## WHAT YOU WILL DO
Return the full material exactly.

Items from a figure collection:

+++

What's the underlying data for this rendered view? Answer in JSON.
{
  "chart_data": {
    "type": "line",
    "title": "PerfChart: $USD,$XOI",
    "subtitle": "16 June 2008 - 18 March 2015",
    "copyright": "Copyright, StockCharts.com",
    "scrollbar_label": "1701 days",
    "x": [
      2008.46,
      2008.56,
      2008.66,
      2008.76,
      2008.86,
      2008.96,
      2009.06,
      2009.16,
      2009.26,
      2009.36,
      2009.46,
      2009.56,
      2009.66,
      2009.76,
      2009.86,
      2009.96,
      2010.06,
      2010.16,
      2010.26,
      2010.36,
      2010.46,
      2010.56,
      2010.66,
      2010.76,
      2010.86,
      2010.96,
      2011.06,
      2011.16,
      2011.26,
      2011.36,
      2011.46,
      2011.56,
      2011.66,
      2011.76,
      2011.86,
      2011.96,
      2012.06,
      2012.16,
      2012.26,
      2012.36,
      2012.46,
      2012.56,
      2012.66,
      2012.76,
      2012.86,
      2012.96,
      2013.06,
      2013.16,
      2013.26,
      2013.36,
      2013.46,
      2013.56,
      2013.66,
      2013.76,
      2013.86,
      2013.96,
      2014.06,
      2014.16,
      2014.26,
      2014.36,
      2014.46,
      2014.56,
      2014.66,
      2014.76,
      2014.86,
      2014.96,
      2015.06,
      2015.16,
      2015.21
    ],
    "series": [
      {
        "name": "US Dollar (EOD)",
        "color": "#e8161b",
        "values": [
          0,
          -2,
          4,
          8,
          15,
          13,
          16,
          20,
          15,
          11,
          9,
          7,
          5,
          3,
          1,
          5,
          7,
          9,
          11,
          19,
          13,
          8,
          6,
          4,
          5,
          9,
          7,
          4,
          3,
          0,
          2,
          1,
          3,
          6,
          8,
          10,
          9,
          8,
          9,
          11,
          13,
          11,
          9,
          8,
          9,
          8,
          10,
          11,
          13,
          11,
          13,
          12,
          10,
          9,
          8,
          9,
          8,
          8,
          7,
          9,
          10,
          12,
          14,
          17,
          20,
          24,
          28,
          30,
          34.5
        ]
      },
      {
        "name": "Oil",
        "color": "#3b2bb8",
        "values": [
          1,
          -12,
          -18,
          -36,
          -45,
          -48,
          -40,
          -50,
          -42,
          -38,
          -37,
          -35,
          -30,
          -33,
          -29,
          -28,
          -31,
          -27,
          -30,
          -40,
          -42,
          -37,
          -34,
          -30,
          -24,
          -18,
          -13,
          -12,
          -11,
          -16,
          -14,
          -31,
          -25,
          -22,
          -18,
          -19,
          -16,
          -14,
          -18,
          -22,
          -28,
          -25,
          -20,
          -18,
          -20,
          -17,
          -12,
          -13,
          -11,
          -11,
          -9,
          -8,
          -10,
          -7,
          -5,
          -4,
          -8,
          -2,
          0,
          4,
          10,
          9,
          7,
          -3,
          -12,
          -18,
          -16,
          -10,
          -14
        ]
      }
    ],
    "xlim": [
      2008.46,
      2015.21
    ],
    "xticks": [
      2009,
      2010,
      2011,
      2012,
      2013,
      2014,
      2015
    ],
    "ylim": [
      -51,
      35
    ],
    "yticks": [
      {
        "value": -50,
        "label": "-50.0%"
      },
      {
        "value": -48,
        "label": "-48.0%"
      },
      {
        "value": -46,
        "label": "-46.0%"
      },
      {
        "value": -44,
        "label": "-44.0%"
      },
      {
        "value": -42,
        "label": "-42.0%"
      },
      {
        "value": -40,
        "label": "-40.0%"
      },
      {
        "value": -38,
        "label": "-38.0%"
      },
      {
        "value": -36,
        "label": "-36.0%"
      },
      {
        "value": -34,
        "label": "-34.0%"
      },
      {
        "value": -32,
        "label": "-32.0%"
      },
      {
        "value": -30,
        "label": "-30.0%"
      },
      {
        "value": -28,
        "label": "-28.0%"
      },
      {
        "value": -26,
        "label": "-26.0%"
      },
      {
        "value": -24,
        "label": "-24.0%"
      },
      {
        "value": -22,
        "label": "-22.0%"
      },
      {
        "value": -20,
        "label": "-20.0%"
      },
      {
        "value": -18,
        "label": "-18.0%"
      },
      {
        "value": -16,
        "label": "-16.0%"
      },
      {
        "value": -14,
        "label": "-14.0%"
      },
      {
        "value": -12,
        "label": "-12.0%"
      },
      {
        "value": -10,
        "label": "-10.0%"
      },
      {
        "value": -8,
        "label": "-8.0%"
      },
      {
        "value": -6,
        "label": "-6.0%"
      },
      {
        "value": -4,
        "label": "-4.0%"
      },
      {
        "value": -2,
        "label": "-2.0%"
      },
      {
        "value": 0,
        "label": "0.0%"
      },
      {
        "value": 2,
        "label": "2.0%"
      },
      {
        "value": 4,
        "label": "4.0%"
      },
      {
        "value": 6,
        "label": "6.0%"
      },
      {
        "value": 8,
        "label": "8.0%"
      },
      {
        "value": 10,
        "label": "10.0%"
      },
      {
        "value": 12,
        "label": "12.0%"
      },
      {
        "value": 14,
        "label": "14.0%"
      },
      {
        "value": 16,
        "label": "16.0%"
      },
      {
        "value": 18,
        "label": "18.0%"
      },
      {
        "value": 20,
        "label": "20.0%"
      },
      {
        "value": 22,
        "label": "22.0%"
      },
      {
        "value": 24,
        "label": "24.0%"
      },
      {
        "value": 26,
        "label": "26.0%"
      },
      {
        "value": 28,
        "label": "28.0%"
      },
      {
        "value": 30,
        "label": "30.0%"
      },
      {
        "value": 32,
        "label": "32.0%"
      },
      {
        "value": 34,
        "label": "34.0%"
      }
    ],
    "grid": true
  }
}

+++

## RESULT BELOW
What's the underlying data for this rendered view? Answer in JSON.
{
  "chart_data": {
    "type": "line",
    "title": "PerfChart: $USD,$XOI",
    "subtitle": "16 June 2008 - 18 March 2015",
    "copyright": "Copyright, StockCharts.com",
    "scrollbar_label": "1701 days",
    "x": [
      2008.46,
      2008.56,
      2008.66,
      2008.76,
      2008.86,
      2008.96,
      2009.06,
      2009.16,
      2009.26,
      2009.36,
      2009.46,
      2009.56,
      2009.66,
      2009.76,
      2009.86,
      2009.96,
      2010.06,
      2010.16,
      2010.26,
      2010.36,
      2010.46,
      2010.56,
      2010.66,
      2010.76,
      2010.86,
      2010.96,
      2011.06,
      2011.16,
      2011.26,
      2011.36,
      2011.46,
      2011.56,
      2011.66,
      2011.76,
      2011.86,
      2011.96,
      2012.06,
      2012.16,
      2012.26,
      2012.36,
      2012.46,
      2012.56,
      2012.66,
      2012.76,
      2012.86,
      2012.96,
      2013.06,
      2013.16,
      2013.26,
      2013.36,
      2013.46,
      2013.56,
      2013.66,
      2013.76,
      2013.86,
      2013.96,
      2014.06,
      2014.16,
      2014.26,
      2014.36,
      2014.46,
      2014.56,
      2014.66,
      2014.76,
      2014.86,
      2014.96,
      2015.06,
      2015.16,
      2015.21
    ],
    "series": [
      {
        "name": "US Dollar (EOD)",
        "color": "#e8161b",
        "values": [
          0,
          -2,
          4,
          8,
          15,
          13,
          16,
          20,
          15,
          11,
          9,
          7,
          5,
          3,
          1,
          5,
          7,
          9,
          11,
          19,
          13,
          8,
          6,
          4,
          5,
          9,
          7,
          4,
          3,
          0,
          2,
          1,
          3,
          6,
          8,
          10,
          9,
          8,
          9,
          11,
          13,
          11,
          9,
          8,
          9,
          8,
          10,
          11,
          13,
          11,
          13,
          12,
          10,
          9,
          8,
          9,
          8,
          8,
          7,
          9,
          10,
          12,
          14,
          17,
          20,
          24,
          28,
          30,
          34.5
        ]
      },
      {
        "name": "Oil",
        "color": "#3b2bb8",
        "values": [
          1,
          -12,
          -18,
          -36,
          -45,
          -48,
          -40,
          -50,
          -42,
          -38,
          -37,
          -35,
          -30,
          -33,
          -29,
          -28,
          -31,
          -27,
          -30,
          -40,
          -42,
          -37,
          -34,
          -30,
          -24,
          -18,
          -13,
          -12,
          -11,
          -16,
          -14,
          -31,
          -25,
          -22,
          -18,
          -19,
          -16,
          -14,
          -18,
          -22,
          -28,
          -25,
          -20,
          -18,
          -20,
          -17,
          -12,
          -13,
          -11,
          -11,
          -9,
          -8,
          -10,
          -7,
          -5,
          -4,
          -8,
          -2,
          0,
          4,
          10,
          9,
          7,
          -3,
          -12,
          -18,
          -16,
          -10,
          -14
        ]
      }
    ],
    "xlim": [
      2008.46,
      2015.21
    ],
    "xticks": [
      2009,
      2010,
      2011,
      2012,
      2013,
      2014,
      2015
    ],
    "ylim": [
      -51,
      35
    ],
    "yticks": [
      {
        "value": -50,
        "label": "-50.0%"
      },
      {
        "value": -48,
        "label": "-48.0%"
      },
      {
        "value": -46,
        "label": "-46.0%"
      },
      {
        "value": -44,
        "label": "-44.0%"
      },
      {
        "value": -42,
        "label": "-42.0%"
      },
      {
        "value": -40,
        "label": "-40.0%"
      },
      {
        "value": -38,
        "label": "-38.0%"
      },
      {
        "value": -36,
        "label": "-36.0%"
      },
      {
        "value": -34,
        "label": "-34.0%"
      },
      {
        "value": -32,
        "label": "-32.0%"
      },
      {
        "value": -30,
        "label": "-30.0%"
      },
      {
        "value": -28,
        "label": "-28.0%"
      },
      {
        "value": -26,
        "label": "-26.0%"
      },
      {
        "value": -24,
        "label": "-24.0%"
      },
      {
        "value": -22,
        "label": "-22.0%"
      },
      {
        "value": -20,
        "label": "-20.0%"
      },
      {
        "value": -18,
        "label": "-18.0%"
      },
      {
        "value": -16,
        "label": "-16.0%"
      },
      {
        "value": -14,
        "label": "-14.0%"
      },
      {
        "value": -12,
        "label": "-12.0%"
      },
      {
        "value": -10,
        "label": "-10.0%"
      },
      {
        "value": -8,
        "label": "-8.0%"
      },
      {
        "value": -6,
        "label": "-6.0%"
      },
      {
        "value": -4,
        "label": "-4.0%"
      },
      {
        "value": -2,
        "label": "-2.0%"
      },
      {
        "value": 0,
        "label": "0.0%"
      },
      {
        "value": 2,
        "label": "2.0%"
      },
      {
        "value": 4,
        "label": "4.0%"
      },
      {
        "value": 6,
        "label": "6.0%"
      },
      {
        "value": 8,
        "label": "8.0%"
      },
      {
        "value": 10,
        "label": "10.0%"
      },
      {
        "value": 12,
        "label": "12.0%"
      },
      {
        "value": 14,
        "label": "14.0%"
      },
      {
        "value": 16,
        "label": "16.0%"
      },
      {
        "value": 18,
        "label": "18.0%"
      },
      {
        "value": 20,
        "label": "20.0%"
      },
      {
        "value": 22,
        "label": "22.0%"
      },
      {
        "value": 24,
        "label": "24.0%"
      },
      {
        "value": 26,
        "label": "26.0%"
      },
      {
        "value": 28,
        "label": "28.0%"
      },
      {
        "value": 30,
        "label": "30.0%"
      },
      {
        "value": 32,
        "label": "32.0%"
      },
      {
        "value": 34,
        "label": "34.0%"
      }
    ],
    "grid": true
  }
}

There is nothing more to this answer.